* ESERCIZI *
a – Ricopia dalla ricetta della scarola imbottita la parte che si apre con le parole contenenti "Versate l’olio in" e si chiude con "ottime anche fredde.".
b – Nella ricetta della scarola imbottita, quale tipo di scarola è stato usato?
c – Secondo la ricetta della scarola imbottita, per quale motivo le scarole vanno legate con lo spago da cucina? Rispondi con una o due frasi.

A scarola mbuttunata ( scarola imbottita )

La scarola imbottita rappresenta un piatto tipico della cucina napoletana e campana La tradizione vuole che sia presente su tutte le tavole nel cenone della vigilia e in tutte le feste natalizie. Si può usare la scarola liscia o quella riccia, io ho usato quella riccia.


Ingredienti per 4 persone
4 cespi di scarola
8 filetti di alici sott’olio
100 gr olive di Gaeta
50 gr pinoli
50 gr uvetta sultanina
50 gr capperi
2 cucchiai formaggio pecorino grattugiato
Olio EVO
Uno spicchio aglio


Procedimento
Lavate per bene le scarole, lasciandole intere e togliendo loro le foglie esterne. Scuotetele in modo da eliminare l’eccesso d’acqua ed apritele delicatamente sul tavolo.
Disponete al centro di ognuna le olive snocciolate, due filetti di alici, una manciata di capperi, una di pinoli ed una di uvetta fatta rinvenire in precedenza in un po di acqua tiepida. Aggiungete un po di aglio tritato, una cucchiaino di pecorino ed un pizzico di sale
Richiudete le scarole e legatele con dello spago da cucina per non far fuoriuscire il ripieno.

 Versate l’olio in una teglia e fatevi rosolare le scarole, dolcemente, per qualche minuto. Aggiungete un bicchiere d’acqua, coprite e cuocete a fuoco moderato per una ventina di minuti. Generalmente vengono consumate come una sorta di antipasto o come una ulteriore seconda portata. Sono ottime anche fredde.

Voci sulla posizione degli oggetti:

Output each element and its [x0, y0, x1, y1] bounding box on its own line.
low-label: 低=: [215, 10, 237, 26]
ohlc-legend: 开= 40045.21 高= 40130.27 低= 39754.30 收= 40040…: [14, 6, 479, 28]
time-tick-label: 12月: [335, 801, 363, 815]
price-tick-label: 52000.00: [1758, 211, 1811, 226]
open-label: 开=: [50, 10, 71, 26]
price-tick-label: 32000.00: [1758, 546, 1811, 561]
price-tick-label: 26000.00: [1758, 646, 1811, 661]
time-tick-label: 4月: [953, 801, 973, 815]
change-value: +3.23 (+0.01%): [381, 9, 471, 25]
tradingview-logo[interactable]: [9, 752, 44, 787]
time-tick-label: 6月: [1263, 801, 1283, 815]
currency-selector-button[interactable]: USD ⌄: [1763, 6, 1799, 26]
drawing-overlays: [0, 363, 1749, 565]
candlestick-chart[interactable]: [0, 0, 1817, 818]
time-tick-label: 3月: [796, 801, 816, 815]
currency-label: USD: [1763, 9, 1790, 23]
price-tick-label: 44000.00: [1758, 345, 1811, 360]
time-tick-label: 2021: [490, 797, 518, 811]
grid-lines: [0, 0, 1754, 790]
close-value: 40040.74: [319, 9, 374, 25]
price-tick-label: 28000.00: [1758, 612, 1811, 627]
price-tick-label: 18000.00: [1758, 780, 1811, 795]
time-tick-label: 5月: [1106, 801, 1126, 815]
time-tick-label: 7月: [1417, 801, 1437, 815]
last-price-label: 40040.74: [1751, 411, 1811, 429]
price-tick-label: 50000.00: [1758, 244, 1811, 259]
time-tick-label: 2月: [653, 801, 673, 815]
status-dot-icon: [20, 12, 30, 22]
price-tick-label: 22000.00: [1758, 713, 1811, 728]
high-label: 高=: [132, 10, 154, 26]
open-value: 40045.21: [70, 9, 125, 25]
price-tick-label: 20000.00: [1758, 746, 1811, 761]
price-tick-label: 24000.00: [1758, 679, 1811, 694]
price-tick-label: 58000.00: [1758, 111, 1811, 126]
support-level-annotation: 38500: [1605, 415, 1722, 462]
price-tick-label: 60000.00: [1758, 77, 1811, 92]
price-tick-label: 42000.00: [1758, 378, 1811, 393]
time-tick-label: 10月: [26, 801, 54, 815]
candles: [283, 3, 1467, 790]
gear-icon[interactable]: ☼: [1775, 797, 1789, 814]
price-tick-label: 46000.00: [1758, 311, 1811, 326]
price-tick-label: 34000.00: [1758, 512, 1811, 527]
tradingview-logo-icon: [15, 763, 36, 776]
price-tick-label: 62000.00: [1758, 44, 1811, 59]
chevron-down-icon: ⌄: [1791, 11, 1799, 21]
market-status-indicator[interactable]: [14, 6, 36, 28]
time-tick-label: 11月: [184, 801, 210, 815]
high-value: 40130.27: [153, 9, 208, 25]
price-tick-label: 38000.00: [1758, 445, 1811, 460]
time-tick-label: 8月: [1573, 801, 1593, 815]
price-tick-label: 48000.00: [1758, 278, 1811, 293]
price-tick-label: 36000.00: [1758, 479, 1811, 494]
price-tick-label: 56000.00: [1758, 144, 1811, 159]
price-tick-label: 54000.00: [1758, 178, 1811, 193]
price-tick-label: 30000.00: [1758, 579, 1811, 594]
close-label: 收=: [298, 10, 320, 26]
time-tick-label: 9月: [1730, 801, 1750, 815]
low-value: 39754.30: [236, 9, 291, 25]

* SOLUZIONI DEGLI ESERCIZI *
a –
Versate l’olio in una teglia e fatevi rosolare le scarole, dolcemente, per qualche minuto. Aggiungete un bicchiere d’acqua, coprite e cuocete a fuoco moderato per una ventina di minuti. Generalmente vengono consumate come una sorta di antipasto o come una ulteriore seconda portata. Sono ottime anche fredde.

b – È stata usata la scarola riccia.

c – Le scarole vanno legate con lo spago da cucina per non far fuoriuscire il ripieno.